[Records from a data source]
-- begin --

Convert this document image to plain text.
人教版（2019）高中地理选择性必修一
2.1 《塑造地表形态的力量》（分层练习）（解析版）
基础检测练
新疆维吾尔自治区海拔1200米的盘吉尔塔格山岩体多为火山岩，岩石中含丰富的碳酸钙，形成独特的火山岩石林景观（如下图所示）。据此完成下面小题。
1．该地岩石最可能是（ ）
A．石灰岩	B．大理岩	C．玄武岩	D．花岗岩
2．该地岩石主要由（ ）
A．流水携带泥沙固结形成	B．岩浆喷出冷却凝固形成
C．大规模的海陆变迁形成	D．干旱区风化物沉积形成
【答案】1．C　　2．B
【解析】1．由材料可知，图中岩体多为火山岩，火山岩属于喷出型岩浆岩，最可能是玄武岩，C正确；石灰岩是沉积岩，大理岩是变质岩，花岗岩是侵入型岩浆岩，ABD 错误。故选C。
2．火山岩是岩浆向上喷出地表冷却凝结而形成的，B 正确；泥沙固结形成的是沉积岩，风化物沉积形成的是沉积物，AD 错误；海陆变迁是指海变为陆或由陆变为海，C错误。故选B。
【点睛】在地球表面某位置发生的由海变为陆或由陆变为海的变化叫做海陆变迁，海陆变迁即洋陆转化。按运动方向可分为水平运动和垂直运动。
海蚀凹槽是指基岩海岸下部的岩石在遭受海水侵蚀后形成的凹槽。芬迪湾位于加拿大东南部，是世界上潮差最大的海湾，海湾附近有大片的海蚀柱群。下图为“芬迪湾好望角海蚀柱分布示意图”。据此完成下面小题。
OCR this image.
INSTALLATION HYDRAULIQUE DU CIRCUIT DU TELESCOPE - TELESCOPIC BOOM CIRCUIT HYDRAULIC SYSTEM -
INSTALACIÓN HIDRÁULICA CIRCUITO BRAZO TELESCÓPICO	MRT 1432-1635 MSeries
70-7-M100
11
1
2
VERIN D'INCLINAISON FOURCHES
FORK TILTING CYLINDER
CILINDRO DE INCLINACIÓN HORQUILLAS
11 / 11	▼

-- end --

### Instructions to follow
Your task is to print all of the records exactly.

### Correct response
Convert this document image to plain text.
人教版（2019）高中地理选择性必修一
2.1 《塑造地表形态的力量》（分层练习）（解析版）
基础检测练
新疆维吾尔自治区海拔1200米的盘吉尔塔格山岩体多为火山岩，岩石中含丰富的碳酸钙，形成独特的火山岩石林景观（如下图所示）。据此完成下面小题。
1．该地岩石最可能是（ ）
A．石灰岩	B．大理岩	C．玄武岩	D．花岗岩
2．该地岩石主要由（ ）
A．流水携带泥沙固结形成	B．岩浆喷出冷却凝固形成
C．大规模的海陆变迁形成	D．干旱区风化物沉积形成
【答案】1．C　　2．B
【解析】1．由材料可知，图中岩体多为火山岩，火山岩属于喷出型岩浆岩，最可能是玄武岩，C正确；石灰岩是沉积岩，大理岩是变质岩，花岗岩是侵入型岩浆岩，ABD 错误。故选C。
2．火山岩是岩浆向上喷出地表冷却凝结而形成的，B 正确；泥沙固结形成的是沉积岩，风化物沉积形成的是沉积物，AD 错误；海陆变迁是指海变为陆或由陆变为海，C错误。故选B。
【点睛】在地球表面某位置发生的由海变为陆或由陆变为海的变化叫做海陆变迁，海陆变迁即洋陆转化。按运动方向可分为水平运动和垂直运动。
海蚀凹槽是指基岩海岸下部的岩石在遭受海水侵蚀后形成的凹槽。芬迪湾位于加拿大东南部，是世界上潮差最大的海湾，海湾附近有大片的海蚀柱群。下图为“芬迪湾好望角海蚀柱分布示意图”。据此完成下面小题。
OCR this image.
INSTALLATION HYDRAULIQUE DU CIRCUIT DU TELESCOPE - TELESCOPIC BOOM CIRCUIT HYDRAULIC SYSTEM -
INSTALACIÓN HIDRÁULICA CIRCUITO BRAZO TELESCÓPICO	MRT 1432-1635 MSeries
70-7-M100
11
1
2
VERIN D'INCLINAISON FOURCHES
FORK TILTING CYLINDER
CILINDRO DE INCLINACIÓN HORQUILLAS
11 / 11	▼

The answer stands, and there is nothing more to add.